▶ **Problem**:
Pictures appear in the records below; write out everything else exactly.
─── Dataset rows
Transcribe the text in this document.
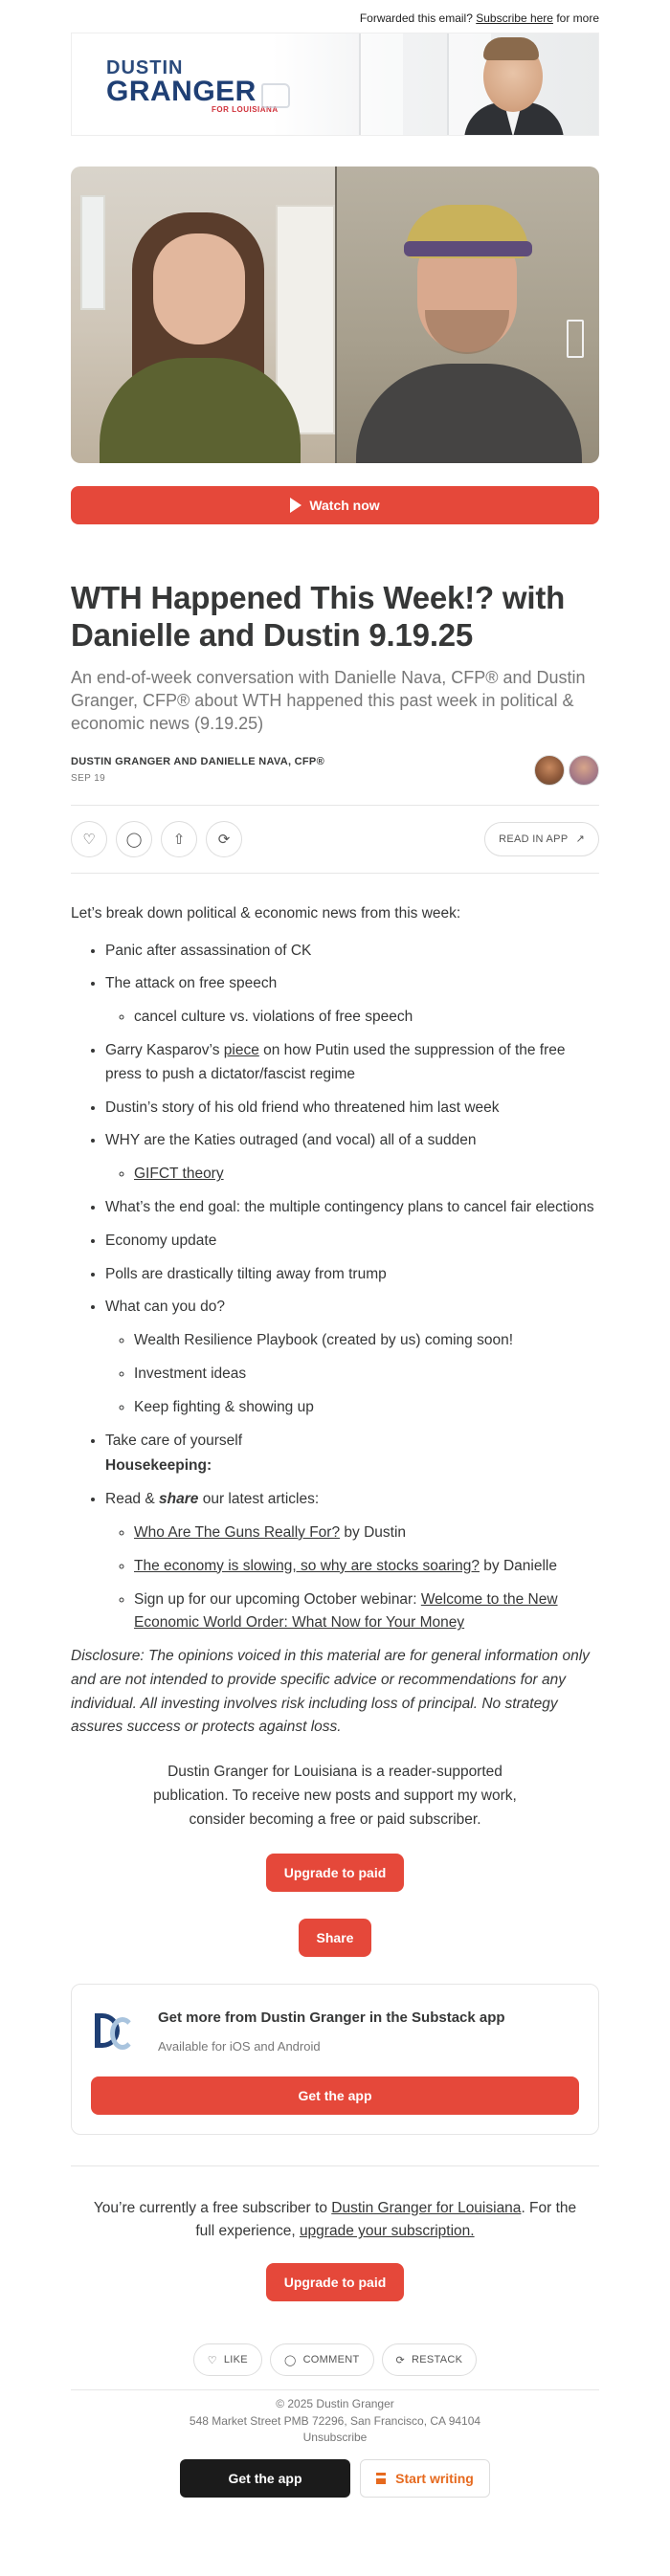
Forwarded this email? Subscribe here for more
DUSTIN
GRANGER
FOR LOUISIANA
Watch now
WTH Happened This Week!? with Danielle and Dustin 9.19.25
An end-of-week conversation with Danielle Nava, CFP® and Dustin Granger, CFP® about WTH happened this past week in political & economic news (9.19.25)
DUSTIN GRANGER AND DANIELLE NAVA, CFP®
SEP 19
♡ ◯ ⇧ ⟳	READ IN APP ↗

Let’s break down political & economic news from this week:

• Panic after assassination of CK
• The attack on free speech
◦ cancel culture vs. violations of free speech
• Garry Kasparov’s piece on how Putin used the suppression of the free press to push a dictator/fascist regime
• Dustin’s story of his old friend who threatened him last week
• WHY are the Katies outraged (and vocal) all of a sudden
◦ GIFCT theory
• What’s the end goal: the multiple contingency plans to cancel fair elections
• Economy update
• Polls are drastically tilting away from trump
• What can you do?
◦ Wealth Resilience Playbook (created by us) coming soon!
◦ Investment ideas
◦ Keep fighting & showing up
• Take care of yourself
Housekeeping:
• Read & share our latest articles:
◦ Who Are The Guns Really For? by Dustin
◦ The economy is slowing, so why are stocks soaring? by Danielle
◦ Sign up for our upcoming October webinar: Welcome to the New Economic World Order: What Now for Your Money

Disclosure: The opinions voiced in this material are for general information only and are not intended to provide specific advice or recommendations for any individual. All investing involves risk including loss of principal. No strategy assures success or protects against loss.

Dustin Granger for Louisiana is a reader-supported publication. To receive new posts and support my work, consider becoming a free or paid subscriber.
Upgrade to paid
Share
Get more from Dustin Granger in the Substack app
Available for iOS and Android
Get the app
You’re currently a free subscriber to Dustin Granger for Louisiana. For the full experience, upgrade your subscription.
Upgrade to paid
♡ LIKE	◯ COMMENT	⟳ RESTACK
© 2025 Dustin Granger
548 Market Street PMB 72296, San Francisco, CA 94104
Unsubscribe
Get the app	Start writing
──────
▶ **Result of this exercise**:
Transcribe the text in this document.
Forwarded this email? Subscribe here for more
DUSTIN
GRANGER
FOR LOUISIANA
Watch now
WTH Happened This Week!? with Danielle and Dustin 9.19.25
An end-of-week conversation with Danielle Nava, CFP® and Dustin Granger, CFP® about WTH happened this past week in political & economic news (9.19.25)
DUSTIN GRANGER AND DANIELLE NAVA, CFP®
SEP 19
♡ ◯ ⇧ ⟳	READ IN APP ↗

Let’s break down political & economic news from this week:

• Panic after assassination of CK
• The attack on free speech
◦ cancel culture vs. violations of free speech
• Garry Kasparov’s piece on how Putin used the suppression of the free press to push a dictator/fascist regime
• Dustin’s story of his old friend who threatened him last week
• WHY are the Katies outraged (and vocal) all of a sudden
◦ GIFCT theory
• What’s the end goal: the multiple contingency plans to cancel fair elections
• Economy update
• Polls are drastically tilting away from trump
• What can you do?
◦ Wealth Resilience Playbook (created by us) coming soon!
◦ Investment ideas
◦ Keep fighting & showing up
• Take care of yourself
Housekeeping:
• Read & share our latest articles:
◦ Who Are The Guns Really For? by Dustin
◦ The economy is slowing, so why are stocks soaring? by Danielle
◦ Sign up for our upcoming October webinar: Welcome to the New Economic World Order: What Now for Your Money

Disclosure: The opinions voiced in this material are for general information only and are not intended to provide specific advice or recommendations for any individual. All investing involves risk including loss of principal. No strategy assures success or protects against loss.

Dustin Granger for Louisiana is a reader-supported publication. To receive new posts and support my work, consider becoming a free or paid subscriber.
Upgrade to paid
Share
Get more from Dustin Granger in the Substack app
Available for iOS and Android
Get the app
You’re currently a free subscriber to Dustin Granger for Louisiana. For the full experience, upgrade your subscription.
Upgrade to paid
♡ LIKE	◯ COMMENT	⟳ RESTACK
© 2025 Dustin Granger
548 Market Street PMB 72296, San Francisco, CA 94104
Unsubscribe
Get the app	Start writing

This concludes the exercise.